• GIVEN INSTRUCTION:
Copy out every record below with complete accuracy.

• GIVEN ENTRIES:
━━━━━━━━

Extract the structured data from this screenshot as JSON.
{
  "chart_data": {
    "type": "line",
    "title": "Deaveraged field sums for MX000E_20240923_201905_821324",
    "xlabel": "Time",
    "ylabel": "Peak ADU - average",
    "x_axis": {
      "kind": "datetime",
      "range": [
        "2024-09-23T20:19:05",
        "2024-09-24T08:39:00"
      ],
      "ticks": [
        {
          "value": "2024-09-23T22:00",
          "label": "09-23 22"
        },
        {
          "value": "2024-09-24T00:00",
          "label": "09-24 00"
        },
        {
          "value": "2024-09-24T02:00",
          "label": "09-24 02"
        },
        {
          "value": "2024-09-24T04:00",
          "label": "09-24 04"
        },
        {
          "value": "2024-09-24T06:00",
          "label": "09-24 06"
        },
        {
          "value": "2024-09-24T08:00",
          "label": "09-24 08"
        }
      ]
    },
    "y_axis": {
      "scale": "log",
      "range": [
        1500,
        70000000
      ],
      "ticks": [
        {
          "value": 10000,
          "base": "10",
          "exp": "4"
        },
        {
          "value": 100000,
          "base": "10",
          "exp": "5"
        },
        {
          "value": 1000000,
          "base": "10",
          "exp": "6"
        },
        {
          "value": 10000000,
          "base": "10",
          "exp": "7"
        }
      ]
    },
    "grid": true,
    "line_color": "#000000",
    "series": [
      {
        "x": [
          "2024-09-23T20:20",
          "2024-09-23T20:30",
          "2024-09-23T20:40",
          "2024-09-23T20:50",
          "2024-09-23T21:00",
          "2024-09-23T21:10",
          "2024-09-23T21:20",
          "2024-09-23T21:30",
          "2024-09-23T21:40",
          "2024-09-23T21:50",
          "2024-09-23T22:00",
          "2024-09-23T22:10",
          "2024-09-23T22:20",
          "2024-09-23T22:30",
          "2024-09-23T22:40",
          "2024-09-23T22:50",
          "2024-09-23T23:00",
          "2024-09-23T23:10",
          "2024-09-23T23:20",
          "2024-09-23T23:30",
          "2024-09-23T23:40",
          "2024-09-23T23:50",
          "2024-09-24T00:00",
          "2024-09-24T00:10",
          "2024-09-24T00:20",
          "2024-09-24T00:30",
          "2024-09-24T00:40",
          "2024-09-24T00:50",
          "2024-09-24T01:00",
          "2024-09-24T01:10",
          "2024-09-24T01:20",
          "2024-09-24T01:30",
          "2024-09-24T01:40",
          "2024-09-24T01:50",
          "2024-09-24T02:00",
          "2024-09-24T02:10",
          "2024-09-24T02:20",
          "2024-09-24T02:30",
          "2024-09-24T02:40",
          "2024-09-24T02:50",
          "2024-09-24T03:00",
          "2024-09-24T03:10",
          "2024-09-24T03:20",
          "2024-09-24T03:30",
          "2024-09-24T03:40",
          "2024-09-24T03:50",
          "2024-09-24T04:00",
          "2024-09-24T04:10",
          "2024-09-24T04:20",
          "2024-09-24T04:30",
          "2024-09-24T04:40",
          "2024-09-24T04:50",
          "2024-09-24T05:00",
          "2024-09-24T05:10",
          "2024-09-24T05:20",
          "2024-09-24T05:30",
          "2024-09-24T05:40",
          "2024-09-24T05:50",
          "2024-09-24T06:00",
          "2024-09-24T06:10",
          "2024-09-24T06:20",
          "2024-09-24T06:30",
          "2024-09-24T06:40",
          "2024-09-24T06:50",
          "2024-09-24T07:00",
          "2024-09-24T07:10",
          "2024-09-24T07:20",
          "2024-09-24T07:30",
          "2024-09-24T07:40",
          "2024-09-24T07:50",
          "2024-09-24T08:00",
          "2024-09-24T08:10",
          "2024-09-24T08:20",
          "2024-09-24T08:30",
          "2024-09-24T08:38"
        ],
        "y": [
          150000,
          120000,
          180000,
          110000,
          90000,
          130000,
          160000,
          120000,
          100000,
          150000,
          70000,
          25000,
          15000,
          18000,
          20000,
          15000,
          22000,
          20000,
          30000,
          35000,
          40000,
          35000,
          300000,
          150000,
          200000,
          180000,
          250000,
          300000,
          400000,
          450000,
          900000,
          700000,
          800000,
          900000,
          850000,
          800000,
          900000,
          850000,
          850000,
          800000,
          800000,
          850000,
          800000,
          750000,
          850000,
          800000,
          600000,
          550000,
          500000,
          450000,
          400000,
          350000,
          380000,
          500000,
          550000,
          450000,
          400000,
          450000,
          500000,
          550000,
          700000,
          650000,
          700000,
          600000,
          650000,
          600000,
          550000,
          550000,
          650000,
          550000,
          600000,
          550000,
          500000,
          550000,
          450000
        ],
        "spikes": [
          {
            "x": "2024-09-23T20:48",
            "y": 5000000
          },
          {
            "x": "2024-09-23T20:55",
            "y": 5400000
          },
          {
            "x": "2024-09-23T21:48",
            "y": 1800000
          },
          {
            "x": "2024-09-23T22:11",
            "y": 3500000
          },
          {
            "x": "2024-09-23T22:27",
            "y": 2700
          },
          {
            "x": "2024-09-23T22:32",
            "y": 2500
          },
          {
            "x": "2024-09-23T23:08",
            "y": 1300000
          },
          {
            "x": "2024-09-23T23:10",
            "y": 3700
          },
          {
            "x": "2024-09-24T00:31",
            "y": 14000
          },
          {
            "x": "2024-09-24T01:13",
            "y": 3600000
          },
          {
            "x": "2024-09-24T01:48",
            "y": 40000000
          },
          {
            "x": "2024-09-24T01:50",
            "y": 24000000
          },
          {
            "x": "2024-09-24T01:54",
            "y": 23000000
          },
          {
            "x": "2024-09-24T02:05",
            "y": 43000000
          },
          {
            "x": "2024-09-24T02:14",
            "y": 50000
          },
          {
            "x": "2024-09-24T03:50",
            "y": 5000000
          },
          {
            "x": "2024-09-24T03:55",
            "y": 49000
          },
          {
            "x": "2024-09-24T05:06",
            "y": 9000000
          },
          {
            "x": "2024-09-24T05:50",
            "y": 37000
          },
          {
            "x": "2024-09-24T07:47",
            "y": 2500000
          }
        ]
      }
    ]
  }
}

━━━━━━━━

• RESPONSE TO THE TASK:
Extract the structured data from this screenshot as JSON.
{
  "chart_data": {
    "type": "line",
    "title": "Deaveraged field sums for MX000E_20240923_201905_821324",
    "xlabel": "Time",
    "ylabel": "Peak ADU - average",
    "x_axis": {
      "kind": "datetime",
      "range": [
        "2024-09-23T20:19:05",
        "2024-09-24T08:39:00"
      ],
      "ticks": [
        {
          "value": "2024-09-23T22:00",
          "label": "09-23 22"
        },
        {
          "value": "2024-09-24T00:00",
          "label": "09-24 00"
        },
        {
          "value": "2024-09-24T02:00",
          "label": "09-24 02"
        },
        {
          "value": "2024-09-24T04:00",
          "label": "09-24 04"
        },
        {
          "value": "2024-09-24T06:00",
          "label": "09-24 06"
        },
        {
          "value": "2024-09-24T08:00",
          "label": "09-24 08"
        }
      ]
    },
    "y_axis": {
      "scale": "log",
      "range": [
        1500,
        70000000
      ],
      "ticks": [
        {
          "value": 10000,
          "base": "10",
          "exp": "4"
        },
        {
          "value": 100000,
          "base": "10",
          "exp": "5"
        },
        {
          "value": 1000000,
          "base": "10",
          "exp": "6"
        },
        {
          "value": 10000000,
          "base": "10",
          "exp": "7"
        }
      ]
    },
    "grid": true,
    "line_color": "#000000",
    "series": [
      {
        "x": [
          "2024-09-23T20:20",
          "2024-09-23T20:30",
          "2024-09-23T20:40",
          "2024-09-23T20:50",
          "2024-09-23T21:00",
          "2024-09-23T21:10",
          "2024-09-23T21:20",
          "2024-09-23T21:30",
          "2024-09-23T21:40",
          "2024-09-23T21:50",
          "2024-09-23T22:00",
          "2024-09-23T22:10",
          "2024-09-23T22:20",
          "2024-09-23T22:30",
          "2024-09-23T22:40",
          "2024-09-23T22:50",
          "2024-09-23T23:00",
          "2024-09-23T23:10",
          "2024-09-23T23:20",
          "2024-09-23T23:30",
          "2024-09-23T23:40",
          "2024-09-23T23:50",
          "2024-09-24T00:00",
          "2024-09-24T00:10",
          "2024-09-24T00:20",
          "2024-09-24T00:30",
          "2024-09-24T00:40",
          "2024-09-24T00:50",
          "2024-09-24T01:00",
          "2024-09-24T01:10",
          "2024-09-24T01:20",
          "2024-09-24T01:30",
          "2024-09-24T01:40",
          "2024-09-24T01:50",
          "2024-09-24T02:00",
          "2024-09-24T02:10",
          "2024-09-24T02:20",
          "2024-09-24T02:30",
          "2024-09-24T02:40",
          "2024-09-24T02:50",
          "2024-09-24T03:00",
          "2024-09-24T03:10",
          "2024-09-24T03:20",
          "2024-09-24T03:30",
          "2024-09-24T03:40",
          "2024-09-24T03:50",
          "2024-09-24T04:00",
          "2024-09-24T04:10",
          "2024-09-24T04:20",
          "2024-09-24T04:30",
          "2024-09-24T04:40",
          "2024-09-24T04:50",
          "2024-09-24T05:00",
          "2024-09-24T05:10",
          "2024-09-24T05:20",
          "2024-09-24T05:30",
          "2024-09-24T05:40",
          "2024-09-24T05:50",
          "2024-09-24T06:00",
          "2024-09-24T06:10",
          "2024-09-24T06:20",
          "2024-09-24T06:30",
          "2024-09-24T06:40",
          "2024-09-24T06:50",
          "2024-09-24T07:00",
          "2024-09-24T07:10",
          "2024-09-24T07:20",
          "2024-09-24T07:30",
          "2024-09-24T07:40",
          "2024-09-24T07:50",
          "2024-09-24T08:00",
          "2024-09-24T08:10",
          "2024-09-24T08:20",
          "2024-09-24T08:30",
          "2024-09-24T08:38"
        ],
        "y": [
          150000,
          120000,
          180000,
          110000,
          90000,
          130000,
          160000,
          120000,
          100000,
          150000,
          70000,
          25000,
          15000,
          18000,
          20000,
          15000,
          22000,
          20000,
          30000,
          35000,
          40000,
          35000,
          300000,
          150000,
          200000,
          180000,
          250000,
          300000,
          400000,
          450000,
          900000,
          700000,
          800000,
          900000,
          850000,
          800000,
          900000,
          850000,
          850000,
          800000,
          800000,
          850000,
          800000,
          750000,
          850000,
          800000,
          600000,
          550000,
          500000,
          450000,
          400000,
          350000,
          380000,
          500000,
          550000,
          450000,
          400000,
          450000,
          500000,
          550000,
          700000,
          650000,
          700000,
          600000,
          650000,
          600000,
          550000,
          550000,
          650000,
          550000,
          600000,
          550000,
          500000,
          550000,
          450000
        ],
        "spikes": [
          {
            "x": "2024-09-23T20:48",
            "y": 5000000
          },
          {
            "x": "2024-09-23T20:55",
            "y": 5400000
          },
          {
            "x": "2024-09-23T21:48",
            "y": 1800000
          },
          {
            "x": "2024-09-23T22:11",
            "y": 3500000
          },
          {
            "x": "2024-09-23T22:27",
            "y": 2700
          },
          {
            "x": "2024-09-23T22:32",
            "y": 2500
          },
          {
            "x": "2024-09-23T23:08",
            "y": 1300000
          },
          {
            "x": "2024-09-23T23:10",
            "y": 3700
          },
          {
            "x": "2024-09-24T00:31",
            "y": 14000
          },
          {
            "x": "2024-09-24T01:13",
            "y": 3600000
          },
          {
            "x": "2024-09-24T01:48",
            "y": 40000000
          },
          {
            "x": "2024-09-24T01:50",
            "y": 24000000
          },
          {
            "x": "2024-09-24T01:54",
            "y": 23000000
          },
          {
            "x": "2024-09-24T02:05",
            "y": 43000000
          },
          {
            "x": "2024-09-24T02:14",
            "y": 50000
          },
          {
            "x": "2024-09-24T03:50",
            "y": 5000000
          },
          {
            "x": "2024-09-24T03:55",
            "y": 49000
          },
          {
            "x": "2024-09-24T05:06",
            "y": 9000000
          },
          {
            "x": "2024-09-24T05:50",
            "y": 37000
          },
          {
            "x": "2024-09-24T07:47",
            "y": 2500000
          }
        ]
      }
    ]
  }
}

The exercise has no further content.